▶ **TASK GOAL**
Retype the part of the essay about poetry at the Oadby ASDA supermarket that opens with the words containing "With poems on" and closes with "listen to me!".

## start SOURCE DOCUMENT

John Gallas
ASDA, and Oadby Library
(Leicestershire County Council)

John Gallas has published four volumes with Carcanet, the most recent being Resistance is Futile. He was born in Wellington New Zealand and currently teaches in Leicestershire.

When I was asked, "And why a Supermarket?" I wish I'd answered, "Because it's there." But at nine o'clock in the morning, on top of a Leicester skyscraper and live on The Morning Show, I wasn't that sensible. I think I said something about moving the styles and subjects of poetry away from the school-remembered blocks of verse that people were obliged to call their favourites. It seemed right to be ambitious at the time. "We'll be writing," I said, "about fruit and vegetables." And I said we wouldn't rhyme.

At the Launch, I turned up at Oadby ASDA with an 'ASDA Poem' that wasn't about fruit and vegetables, and rhymed. John Florence had set up his Breakfast Show in a corner of the cafe and we took our turns being interviewed: the Literature Officer, the Manager, the Libraries Officer, the Poet, the Councillor, the ASDA Liaison Officer. We all said that a supermarket was a good place for poetry. Then the Councillor handed the Poetry Place Plaque to the Manager, and we were declared open.

With poems on the til rolls and the walls, and more to appear in the car parks, on the cash machines, in the toilets and in the flower stall, the next thing was to read the 'ASDA Poem' over the tannoy. I took the cordless microphone to the Help Desk, hid behind a returned suitcase, and read:

"Stop what you're doing and listen to me!

Are you standing next to a packet of tea?

Are you just reaching out for a nice pair of slippers?

Or eyeing the price of a bagful of kippers?"

And so on. And on. After a short stop - I think they thought it was going to be a competition - the shoppers went on shopping. I hope they went on listening: it got a bit political.

"Spare a thought for the fisherman, planter, designer,

the workers in chocolate, champagne and china;

the drivers and pickers and sailors and ships

who bring you your dinner - your cheese and your chips."

For the next six weeks, classes of schookids were bussed in to ASDA for a Poetry Workshop/Tour of the Superstore. Split in half, the groups swapped activities after a half-time of doughnuts and orange juice upstairs in the staff canteen.

And we wrote about fruit and vegetables. Before each session, I filled up a trolley with coconuts, garlic, tomatoes, lychees, squashes, oranges, sugarcane, okra, rhubarb, melons, potatoes and some things I didn't recognise or ever want to try, including a karela that looked, promisingly for us, like a dinosaur's claw. One side of the cafe was set up for us with six tables, twenty chairs, paper and pencils and a guaranteed audience of breakfasters, brunchers and lunchers - some of whom became, over the weeks, regular good friends.

## end SOURCE DOCUMENT
## start DATASET CONTENT

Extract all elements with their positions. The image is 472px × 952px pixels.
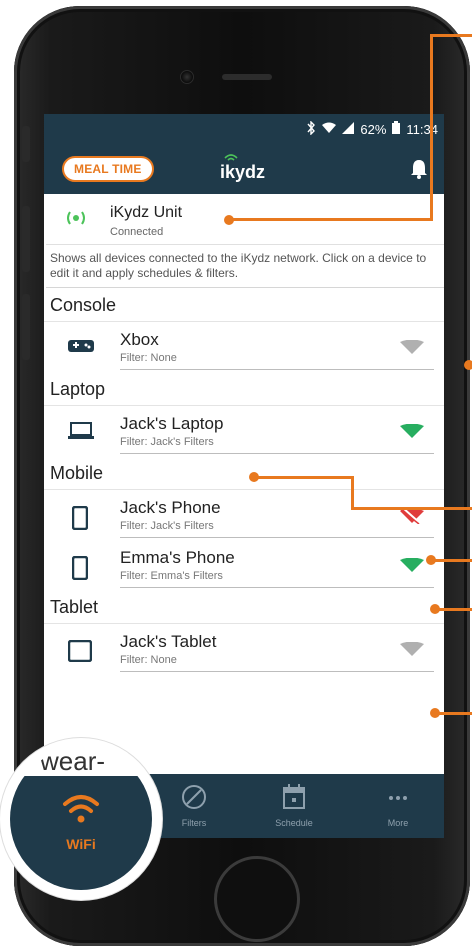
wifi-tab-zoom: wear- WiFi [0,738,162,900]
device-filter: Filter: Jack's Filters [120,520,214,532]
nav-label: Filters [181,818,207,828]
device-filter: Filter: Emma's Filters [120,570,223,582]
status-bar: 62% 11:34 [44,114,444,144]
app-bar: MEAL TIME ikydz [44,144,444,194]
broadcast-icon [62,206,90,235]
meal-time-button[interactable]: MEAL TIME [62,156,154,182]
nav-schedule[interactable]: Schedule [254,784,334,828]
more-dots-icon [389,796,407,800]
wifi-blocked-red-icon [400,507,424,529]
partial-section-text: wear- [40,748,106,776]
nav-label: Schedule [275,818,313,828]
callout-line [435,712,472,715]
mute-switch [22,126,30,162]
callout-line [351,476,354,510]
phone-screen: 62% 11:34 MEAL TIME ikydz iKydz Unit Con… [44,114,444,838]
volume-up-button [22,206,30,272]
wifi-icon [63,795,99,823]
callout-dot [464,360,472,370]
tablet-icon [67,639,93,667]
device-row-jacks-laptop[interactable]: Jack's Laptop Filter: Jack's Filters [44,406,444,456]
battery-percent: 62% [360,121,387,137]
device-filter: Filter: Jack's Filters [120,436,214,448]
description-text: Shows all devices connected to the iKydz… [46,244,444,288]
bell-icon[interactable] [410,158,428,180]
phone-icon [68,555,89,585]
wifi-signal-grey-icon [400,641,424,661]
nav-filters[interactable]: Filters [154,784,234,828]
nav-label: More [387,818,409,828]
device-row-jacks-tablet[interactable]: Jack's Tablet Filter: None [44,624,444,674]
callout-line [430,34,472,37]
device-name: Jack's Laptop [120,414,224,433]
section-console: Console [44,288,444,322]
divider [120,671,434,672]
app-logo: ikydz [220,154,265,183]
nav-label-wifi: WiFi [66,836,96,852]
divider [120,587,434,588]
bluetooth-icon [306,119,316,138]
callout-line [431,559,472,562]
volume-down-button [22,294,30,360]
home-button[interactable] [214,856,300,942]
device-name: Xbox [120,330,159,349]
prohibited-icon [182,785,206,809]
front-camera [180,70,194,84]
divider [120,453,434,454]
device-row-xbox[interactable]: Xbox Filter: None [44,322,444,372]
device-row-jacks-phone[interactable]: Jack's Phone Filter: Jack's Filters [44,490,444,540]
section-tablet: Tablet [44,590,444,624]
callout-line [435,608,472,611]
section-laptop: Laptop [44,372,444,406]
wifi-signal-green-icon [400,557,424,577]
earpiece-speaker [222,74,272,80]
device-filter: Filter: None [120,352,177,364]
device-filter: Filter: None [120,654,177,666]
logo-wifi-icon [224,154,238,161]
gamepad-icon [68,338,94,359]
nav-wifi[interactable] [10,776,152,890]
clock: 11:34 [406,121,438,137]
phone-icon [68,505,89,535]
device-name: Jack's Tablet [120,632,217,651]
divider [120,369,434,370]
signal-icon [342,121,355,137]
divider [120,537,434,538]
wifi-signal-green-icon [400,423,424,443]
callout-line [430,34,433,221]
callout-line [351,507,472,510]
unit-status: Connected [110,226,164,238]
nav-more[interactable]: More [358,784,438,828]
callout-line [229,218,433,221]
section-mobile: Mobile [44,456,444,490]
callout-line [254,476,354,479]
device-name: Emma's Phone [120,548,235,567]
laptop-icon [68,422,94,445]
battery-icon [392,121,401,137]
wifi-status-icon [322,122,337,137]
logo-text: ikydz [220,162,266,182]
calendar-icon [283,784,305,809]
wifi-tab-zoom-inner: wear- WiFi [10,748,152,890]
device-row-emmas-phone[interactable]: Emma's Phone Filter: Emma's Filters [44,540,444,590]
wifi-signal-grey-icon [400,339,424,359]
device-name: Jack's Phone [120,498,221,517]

## end DATASET CONTENT
## start DATASET CONTENT

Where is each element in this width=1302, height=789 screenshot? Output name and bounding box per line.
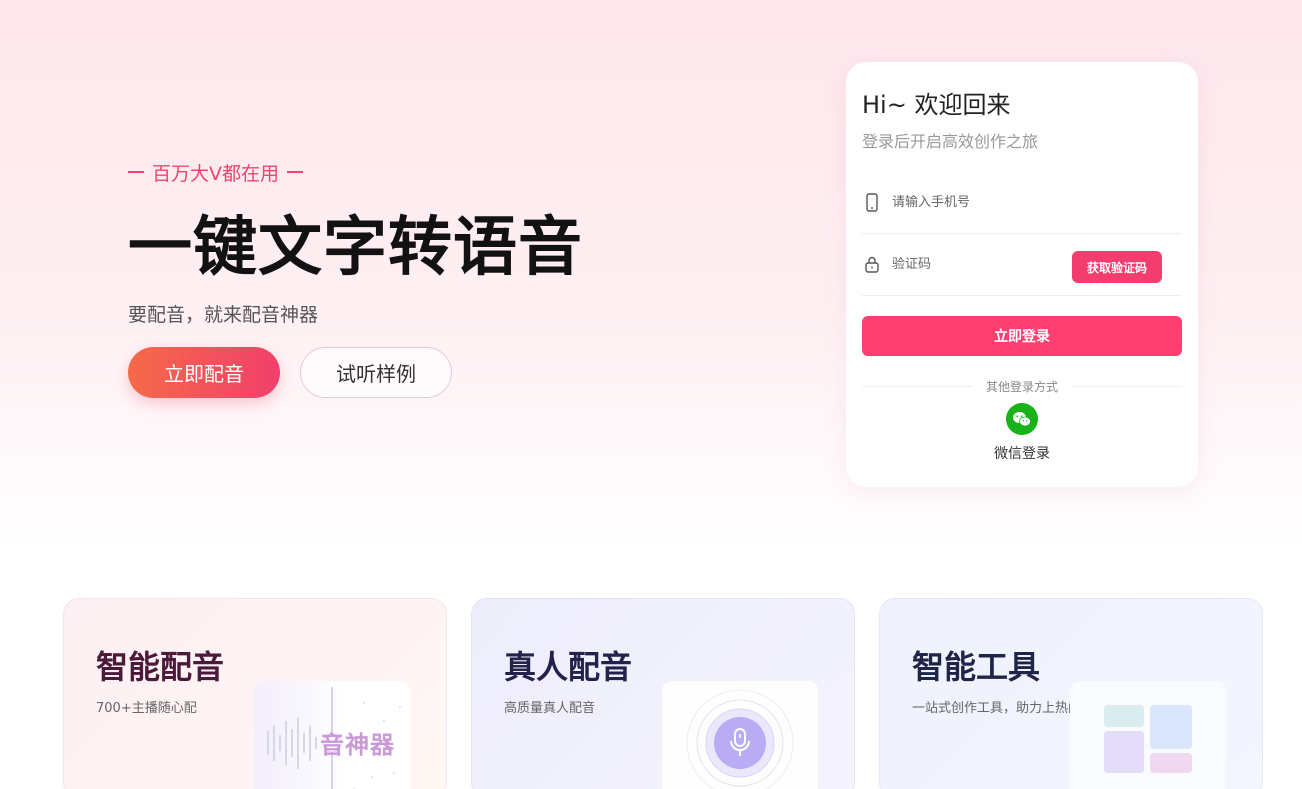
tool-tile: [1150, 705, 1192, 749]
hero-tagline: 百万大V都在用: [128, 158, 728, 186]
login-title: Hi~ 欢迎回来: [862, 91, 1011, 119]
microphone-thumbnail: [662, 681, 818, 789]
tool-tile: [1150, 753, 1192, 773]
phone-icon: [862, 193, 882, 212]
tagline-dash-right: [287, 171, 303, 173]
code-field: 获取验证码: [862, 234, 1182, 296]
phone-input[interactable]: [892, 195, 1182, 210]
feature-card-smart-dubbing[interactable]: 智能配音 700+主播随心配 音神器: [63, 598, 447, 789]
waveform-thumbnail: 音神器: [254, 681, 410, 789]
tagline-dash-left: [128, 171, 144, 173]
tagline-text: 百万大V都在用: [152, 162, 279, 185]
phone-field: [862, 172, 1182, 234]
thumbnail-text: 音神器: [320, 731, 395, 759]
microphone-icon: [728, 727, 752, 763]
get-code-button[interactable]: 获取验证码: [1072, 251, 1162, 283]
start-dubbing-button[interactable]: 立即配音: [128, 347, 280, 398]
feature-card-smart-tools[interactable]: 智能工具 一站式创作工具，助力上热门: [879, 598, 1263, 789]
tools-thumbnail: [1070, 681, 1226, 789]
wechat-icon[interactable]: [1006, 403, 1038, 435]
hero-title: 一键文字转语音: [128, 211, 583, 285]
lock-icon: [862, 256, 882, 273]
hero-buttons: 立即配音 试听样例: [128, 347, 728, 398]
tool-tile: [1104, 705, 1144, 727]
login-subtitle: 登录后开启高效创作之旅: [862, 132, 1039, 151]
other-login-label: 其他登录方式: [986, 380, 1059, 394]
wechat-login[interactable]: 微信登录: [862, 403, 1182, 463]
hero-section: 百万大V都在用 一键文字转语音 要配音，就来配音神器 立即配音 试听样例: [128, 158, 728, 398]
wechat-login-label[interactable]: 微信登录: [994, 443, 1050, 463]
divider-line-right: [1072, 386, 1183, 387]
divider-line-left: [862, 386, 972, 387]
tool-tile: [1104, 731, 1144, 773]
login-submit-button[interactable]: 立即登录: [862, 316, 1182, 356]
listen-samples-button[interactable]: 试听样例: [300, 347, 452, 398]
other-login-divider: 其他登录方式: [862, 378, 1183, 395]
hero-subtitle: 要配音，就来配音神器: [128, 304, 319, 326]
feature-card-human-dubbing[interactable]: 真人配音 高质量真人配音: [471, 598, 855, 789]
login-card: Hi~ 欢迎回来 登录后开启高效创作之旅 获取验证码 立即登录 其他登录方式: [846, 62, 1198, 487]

## end DATASET CONTENT

▶ **SOLUTION BELOW**
With poems on the til rolls and the walls, and more to appear in the car parks, on the cash machines, in the toilets and in the flower stall, the next thing was to read the 'ASDA Poem' over the tannoy. I took the cordless microphone to the Help Desk, hid behind a returned suitcase, and read:

"Stop what you're doing and listen to me!